● SHORT TASK:
Determine how many lines contain the string "SKAITS" and reply with that number alone.

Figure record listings
╔══

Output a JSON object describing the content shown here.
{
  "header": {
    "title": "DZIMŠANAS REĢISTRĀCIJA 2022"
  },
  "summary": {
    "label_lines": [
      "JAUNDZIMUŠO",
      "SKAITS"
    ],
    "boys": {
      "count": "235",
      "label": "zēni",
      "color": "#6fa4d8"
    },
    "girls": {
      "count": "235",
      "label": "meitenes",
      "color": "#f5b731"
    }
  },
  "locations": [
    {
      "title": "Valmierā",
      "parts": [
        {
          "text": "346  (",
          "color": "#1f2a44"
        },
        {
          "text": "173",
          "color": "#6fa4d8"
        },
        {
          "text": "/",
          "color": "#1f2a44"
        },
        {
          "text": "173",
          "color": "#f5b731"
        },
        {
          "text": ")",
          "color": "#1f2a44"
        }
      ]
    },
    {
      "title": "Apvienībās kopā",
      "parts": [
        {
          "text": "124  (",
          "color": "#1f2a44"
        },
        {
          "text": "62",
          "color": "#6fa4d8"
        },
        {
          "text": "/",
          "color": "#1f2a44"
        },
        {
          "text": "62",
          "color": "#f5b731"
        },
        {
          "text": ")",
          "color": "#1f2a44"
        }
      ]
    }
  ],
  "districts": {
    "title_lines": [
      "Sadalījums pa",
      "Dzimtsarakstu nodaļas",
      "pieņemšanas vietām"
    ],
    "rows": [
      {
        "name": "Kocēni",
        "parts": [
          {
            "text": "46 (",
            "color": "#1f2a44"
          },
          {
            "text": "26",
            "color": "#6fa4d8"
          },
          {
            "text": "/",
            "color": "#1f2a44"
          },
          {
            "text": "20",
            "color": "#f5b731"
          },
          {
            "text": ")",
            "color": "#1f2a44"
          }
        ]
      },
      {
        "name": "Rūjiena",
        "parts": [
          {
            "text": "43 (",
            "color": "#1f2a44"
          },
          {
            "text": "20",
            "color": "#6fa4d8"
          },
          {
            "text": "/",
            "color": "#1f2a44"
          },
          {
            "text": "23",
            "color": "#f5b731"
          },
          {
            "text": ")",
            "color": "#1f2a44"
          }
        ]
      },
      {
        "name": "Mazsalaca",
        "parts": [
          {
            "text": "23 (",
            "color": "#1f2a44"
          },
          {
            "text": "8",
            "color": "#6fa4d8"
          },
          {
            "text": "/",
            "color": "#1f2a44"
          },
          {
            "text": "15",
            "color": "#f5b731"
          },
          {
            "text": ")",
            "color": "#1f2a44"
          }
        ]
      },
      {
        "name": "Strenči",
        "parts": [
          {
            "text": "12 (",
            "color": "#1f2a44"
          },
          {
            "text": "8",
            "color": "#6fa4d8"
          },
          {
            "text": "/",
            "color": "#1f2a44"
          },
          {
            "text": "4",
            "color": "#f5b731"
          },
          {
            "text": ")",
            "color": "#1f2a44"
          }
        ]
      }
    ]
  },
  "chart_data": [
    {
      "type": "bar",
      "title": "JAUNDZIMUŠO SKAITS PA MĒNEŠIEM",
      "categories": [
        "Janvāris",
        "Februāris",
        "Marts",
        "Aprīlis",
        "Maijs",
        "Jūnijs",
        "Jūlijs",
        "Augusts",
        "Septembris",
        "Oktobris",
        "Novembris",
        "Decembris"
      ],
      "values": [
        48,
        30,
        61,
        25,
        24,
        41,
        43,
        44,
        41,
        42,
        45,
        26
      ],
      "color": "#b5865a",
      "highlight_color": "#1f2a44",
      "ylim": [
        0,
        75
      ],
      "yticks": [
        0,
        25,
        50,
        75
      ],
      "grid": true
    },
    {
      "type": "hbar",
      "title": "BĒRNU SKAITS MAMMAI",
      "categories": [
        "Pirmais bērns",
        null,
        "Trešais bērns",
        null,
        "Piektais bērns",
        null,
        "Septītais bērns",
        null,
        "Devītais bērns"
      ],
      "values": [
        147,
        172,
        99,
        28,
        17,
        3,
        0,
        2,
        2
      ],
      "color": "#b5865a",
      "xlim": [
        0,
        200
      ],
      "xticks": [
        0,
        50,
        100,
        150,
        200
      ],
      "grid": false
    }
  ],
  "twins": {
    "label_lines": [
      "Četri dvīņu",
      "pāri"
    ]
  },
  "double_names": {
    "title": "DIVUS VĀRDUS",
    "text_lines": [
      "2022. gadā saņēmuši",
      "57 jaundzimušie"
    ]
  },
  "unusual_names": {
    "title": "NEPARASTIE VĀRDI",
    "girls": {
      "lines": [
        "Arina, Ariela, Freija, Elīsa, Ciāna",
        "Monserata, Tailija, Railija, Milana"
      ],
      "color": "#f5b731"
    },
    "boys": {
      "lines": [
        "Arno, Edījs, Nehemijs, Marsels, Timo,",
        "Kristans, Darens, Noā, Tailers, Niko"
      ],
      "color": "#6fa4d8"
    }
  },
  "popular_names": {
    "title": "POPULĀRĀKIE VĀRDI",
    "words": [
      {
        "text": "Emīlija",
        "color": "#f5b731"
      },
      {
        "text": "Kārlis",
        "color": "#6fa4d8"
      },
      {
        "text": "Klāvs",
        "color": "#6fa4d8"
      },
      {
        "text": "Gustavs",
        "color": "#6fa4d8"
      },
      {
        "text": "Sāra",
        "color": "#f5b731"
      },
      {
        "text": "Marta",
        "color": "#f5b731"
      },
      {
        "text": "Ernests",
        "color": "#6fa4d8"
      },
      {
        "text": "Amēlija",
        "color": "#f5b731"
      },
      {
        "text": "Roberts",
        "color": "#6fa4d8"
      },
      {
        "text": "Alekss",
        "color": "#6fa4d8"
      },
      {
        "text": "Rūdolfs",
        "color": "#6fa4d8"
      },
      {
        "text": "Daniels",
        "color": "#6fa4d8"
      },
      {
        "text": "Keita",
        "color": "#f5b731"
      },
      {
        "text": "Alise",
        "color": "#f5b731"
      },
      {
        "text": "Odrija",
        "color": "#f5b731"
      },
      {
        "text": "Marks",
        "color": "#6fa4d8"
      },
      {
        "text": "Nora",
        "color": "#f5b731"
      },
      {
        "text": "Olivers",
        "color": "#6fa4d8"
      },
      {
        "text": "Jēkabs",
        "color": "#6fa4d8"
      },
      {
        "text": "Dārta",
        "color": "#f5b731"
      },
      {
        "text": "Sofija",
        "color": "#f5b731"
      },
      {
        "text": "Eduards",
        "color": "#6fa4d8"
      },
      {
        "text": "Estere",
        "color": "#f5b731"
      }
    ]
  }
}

╚══

● REPLY:
3